[Extracted data entries]

■ ■ ■ ■ ■ ■ ■

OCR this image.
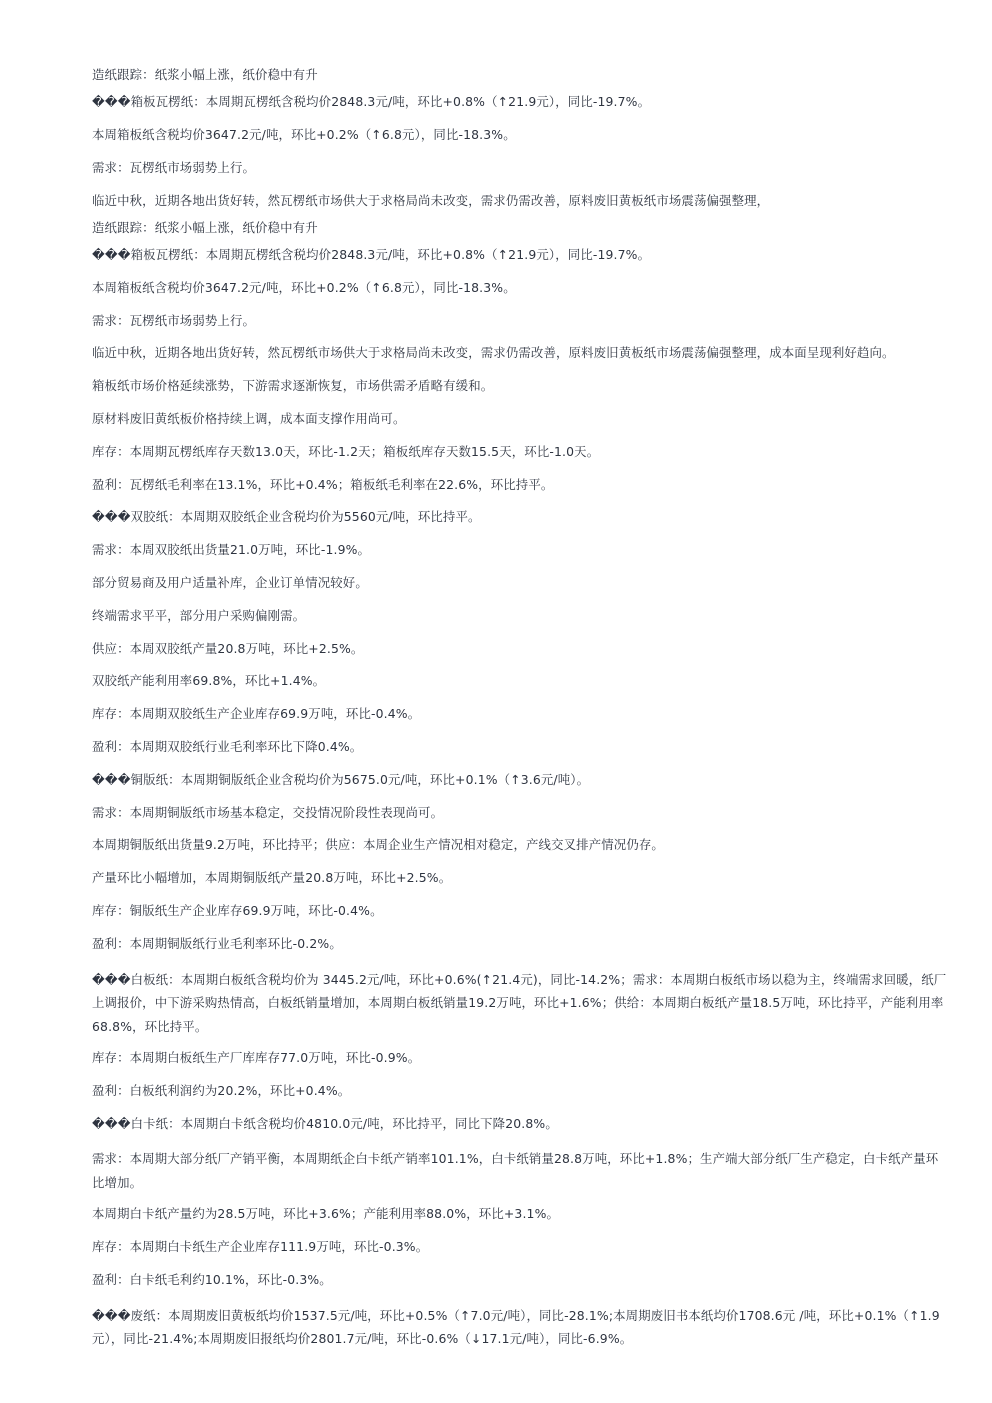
造纸跟踪：纸浆小幅上涨，纸价稳中有升

���箱板瓦楞纸：本周期瓦楞纸含税均价2848.3元/吨，环比+0.8%（↑21.9元），同比-19.7%。

本周箱板纸含税均价3647.2元/吨，环比+0.2%（↑6.8元），同比-18.3%。

需求：瓦楞纸市场弱势上行。

临近中秋，近期各地出货好转，然瓦楞纸市场供大于求格局尚未改变，需求仍需改善，原料废旧黄板纸市场震荡偏强整理，

造纸跟踪：纸浆小幅上涨，纸价稳中有升

���箱板瓦楞纸：本周期瓦楞纸含税均价2848.3元/吨，环比+0.8%（↑21.9元），同比-19.7%。

本周箱板纸含税均价3647.2元/吨，环比+0.2%（↑6.8元），同比-18.3%。

需求：瓦楞纸市场弱势上行。

临近中秋，近期各地出货好转，然瓦楞纸市场供大于求格局尚未改变，需求仍需改善，原料废旧黄板纸市场震荡偏强整理，成本面呈现利好趋向。

箱板纸市场价格延续涨势，下游需求逐渐恢复，市场供需矛盾略有缓和。

原材料废旧黄纸板价格持续上调，成本面支撑作用尚可。

库存：本周期瓦楞纸库存天数13.0天，环比-1.2天；箱板纸库存天数15.5天，环比-1.0天。

盈利：瓦楞纸毛利率在13.1%，环比+0.4%；箱板纸毛利率在22.6%，环比持平。

���双胶纸：本周期双胶纸企业含税均价为5560元/吨，环比持平。

需求：本周双胶纸出货量21.0万吨，环比-1.9%。

部分贸易商及用户适量补库，企业订单情况较好。

终端需求平平，部分用户采购偏刚需。

供应：本周双胶纸产量20.8万吨，环比+2.5%。

双胶纸产能利用率69.8%，环比+1.4%。

库存：本周期双胶纸生产企业库存69.9万吨，环比-0.4%。

盈利：本周期双胶纸行业毛利率环比下降0.4%。

���铜版纸：本周期铜版纸企业含税均价为5675.0元/吨，环比+0.1%（↑3.6元/吨）。

需求：本周期铜版纸市场基本稳定，交投情况阶段性表现尚可。

本周期铜版纸出货量9.2万吨，环比持平；供应：本周企业生产情况相对稳定，产线交叉排产情况仍存。

产量环比小幅增加，本周期铜版纸产量20.8万吨，环比+2.5%。

库存：铜版纸生产企业库存69.9万吨，环比-0.4%。

盈利：本周期铜版纸行业毛利率环比-0.2%。

���白板纸：本周期白板纸含税均价为 3445.2元/吨，环比+0.6%(↑21.4元)，同比-14.2%；需求：本周期白板纸市场以稳为主，终端需求回暖，纸厂上调报价，中下游采购热情高，白板纸销量增加，本周期白板纸销量19.2万吨，环比+1.6%；供给：本周期白板纸产量18.5万吨，环比持平，产能利用率68.8%，环比持平。

库存：本周期白板纸生产厂库库存77.0万吨，环比-0.9%。

盈利：白板纸利润约为20.2%，环比+0.4%。

���白卡纸：本周期白卡纸含税均价4810.0元/吨，环比持平，同比下降20.8%。

需求：本周期大部分纸厂产销平衡，本周期纸企白卡纸产销率101.1%，白卡纸销量28.8万吨，环比+1.8%；生产端大部分纸厂生产稳定，白卡纸产量环比增加。

本周期白卡纸产量约为28.5万吨，环比+3.6%；产能利用率88.0%，环比+3.1%。

库存：本周期白卡纸生产企业库存111.9万吨，环比-0.3%。

盈利：白卡纸毛利约10.1%，环比-0.3%。

���废纸：本周期废旧黄板纸均价1537.5元/吨，环比+0.5%（↑7.0元/吨），同比-28.1%;本周期废旧书本纸均价1708.6元 /吨，环比+0.1%（↑1.9元），同比-21.4%;本周期废旧报纸均价2801.7元/吨，环比-0.6%（↓17.1元/吨），同比-6.9%。
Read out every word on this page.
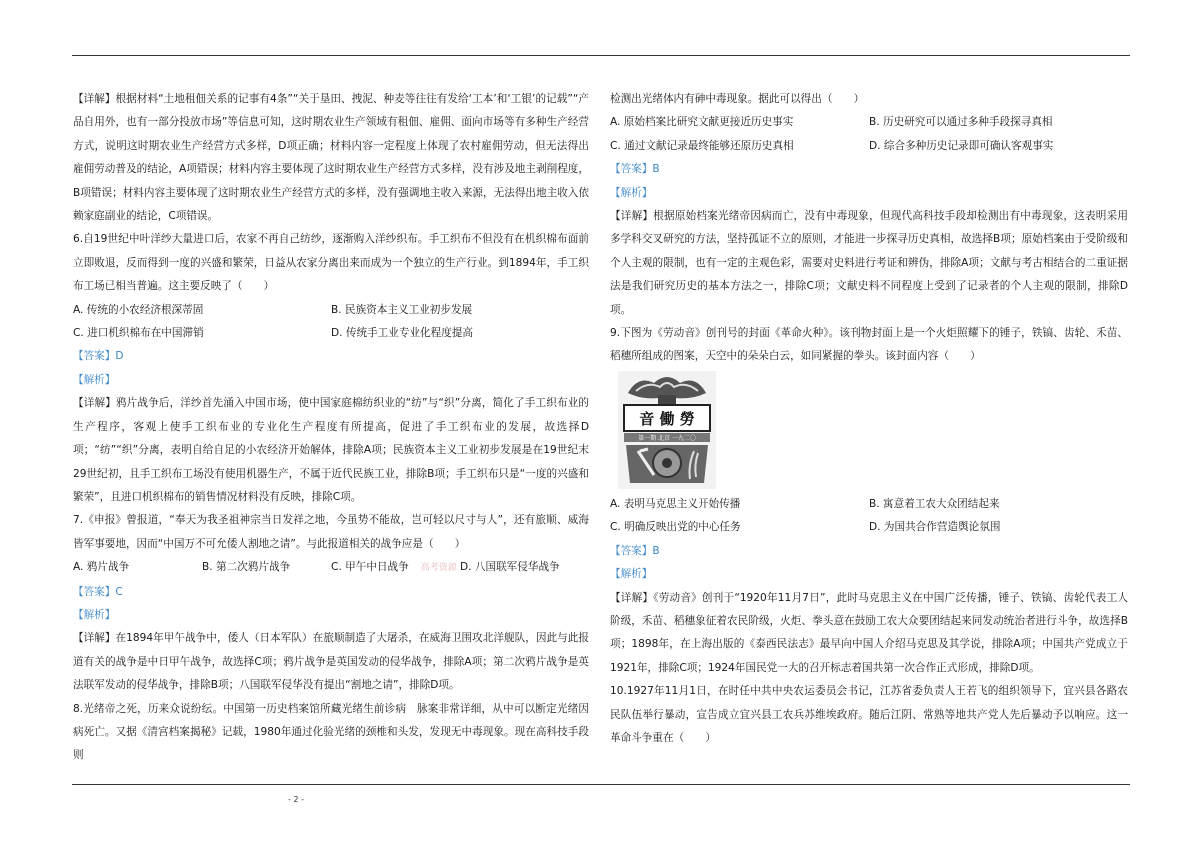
【详解】根据材料“土地租佃关系的记事有4条”“关于垦田、拽泥、种麦等往往有发给‘工本’和‘工银’的记载”“产品自用外，也有一部分投放市场”等信息可知，这时期农业生产领域有租佃、雇佣、面向市场等有多种生产经营方式，说明这时期农业生产经营方式多样，D项正确；材料内容一定程度上体现了农村雇佣劳动，但无法得出雇佣劳动普及的结论，A项错误；材料内容主要体现了这时期农业生产经营方式多样，没有涉及地主剥削程度，B项错误；材料内容主要体现了这时期农业生产经营方式的多样，没有强调地主收入来源，无法得出地主收入依赖家庭副业的结论，C项错误。

6.自19世纪中叶洋纱大量进口后，农家不再自己纺纱，逐渐购入洋纱织布。手工织布不但没有在机织棉布面前立即败退，反而得到一度的兴盛和繁荣，日益从农家分离出来而成为一个独立的生产行业。到1894年，手工织布工场已相当普遍。这主要反映了（　　）

A. 传统的小农经济根深蒂固	B. 民族资本主义工业初步发展
C. 进口机织棉布在中国滞销	D. 传统手工业专业化程度提高

【答案】D

【解析】

【详解】鸦片战争后，洋纱首先涌入中国市场，使中国家庭棉纺织业的“纺”与“织”分离，简化了手工织布业的生产程序，客观上使手工织布业的专业化生产程度有所提高，促进了手工织布业的发展，故选择D项；“纺”“织”分离，表明自给自足的小农经济开始解体，排除A项；民族资本主义工业初步发展是在19世纪末29世纪初，且手工织布工场没有使用机器生产，不属于近代民族工业，排除B项；手工织布只是“一度的兴盛和繁荣”，且进口机织棉布的销售情况材料没有反映，排除C项。

7.《申报》曾报道，“奉天为我圣祖神宗当日发祥之地，今虽势不能故，岂可轻以尺寸与人”，还有旅顺、威海皆军事要地，因而“中国万不可允倭人割地之请”。与此报道相关的战争应是（　　）

A. 鸦片战争	B. 第二次鸦片战争	C. 甲午中日战争 高考资源 D. 八国联军侵华战争

【答案】C

【解析】

【详解】在1894年甲午战争中，倭人（日本军队）在旅顺制造了大屠杀，在威海卫围攻北洋舰队，因此与此报道有关的战争是中日甲午战争，故选择C项；鸦片战争是英国发动的侵华战争，排除A项；第二次鸦片战争是英法联军发动的侵华战争，排除B项；八国联军侵华没有提出“割地之请”，排除D项。

8.光绪帝之死，历来众说纷纭。中国第一历史档案馆所藏光绪生前诊病　脉案非常详细，从中可以断定光绪因病死亡。又据《清宫档案揭秘》记载，1980年通过化验光绪的颈椎和头发，发现无中毒现象。现在高科技手段则

检测出光绪体内有砷中毒现象。据此可以得出（　　）

A. 原始档案比研究文献更接近历史事实	B. 历史研究可以通过多种手段探寻真相
C. 通过文献记录最终能够还原历史真相	D. 综合多种历史记录即可确认客观事实

【答案】B

【解析】

【详解】根据原始档案光绪帝因病而亡，没有中毒现象，但现代高科技手段却检测出有中毒现象，这表明采用多学科交叉研究的方法，坚持孤证不立的原则，才能进一步探寻历史真相，故选择B项；原始档案由于受阶级和个人主观的限制，也有一定的主观色彩，需要对史料进行考证和辨伪，排除A项；文献与考古相结合的二重证据法是我们研究历史的基本方法之一，排除C项；文献史料不同程度上受到了记录者的个人主观的限制，排除D项。

9.下图为《劳动音》创刊号的封面《革命火种》。该刊物封面上是一个火炬照耀下的锤子，铁镐、齿轮、禾苗、稻穗所组成的图案，天空中的朵朵白云，如同紧握的拳头。该封面内容（　　）

音 働 勞
第一期 北京 一九二〇
A. 表明马克思主义开始传播	B. 寓意着工农大众团结起来
C. 明确反映出党的中心任务	D. 为国共合作营造舆论氛围

【答案】B

【解析】

【详解】《劳动音》创刊于“1920年11月7日”，此时马克思主义在中国广泛传播，锤子、铁镐、齿轮代表工人阶级，禾苗、稻穗象征着农民阶级，火炬、拳头意在鼓励工农大众要团结起来同发动统治者进行斗争，故选择B项；1898年，在上海出版的《泰西民法志》最早向中国人介绍马克思及其学说，排除A项；中国共产党成立于1921年，排除C项；1924年国民党一大的召开标志着国共第一次合作正式形成，排除D项。

10.1927年11月1日，在时任中共中央农运委员会书记，江苏省委负责人王若飞的组织领导下，宜兴县各路农民队伍举行暴动，宣告成立宜兴县工农兵苏维埃政府。随后江阴、常熟等地共产党人先后暴动予以响应。这一革命斗争重在（　　）

- 2 -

■ ■ ■ ■ ■ ■ ■

## AIM
Extract all lines that hold the word "临近中秋".

## THE COMPLETED TASK
临近中秋，近期各地出货好转，然瓦楞纸市场供大于求格局尚未改变，需求仍需改善，原料废旧黄板纸市场震荡偏强整理，
临近中秋，近期各地出货好转，然瓦楞纸市场供大于求格局尚未改变，需求仍需改善，原料废旧黄板纸市场震荡偏强整理，成本面呈现利好趋向。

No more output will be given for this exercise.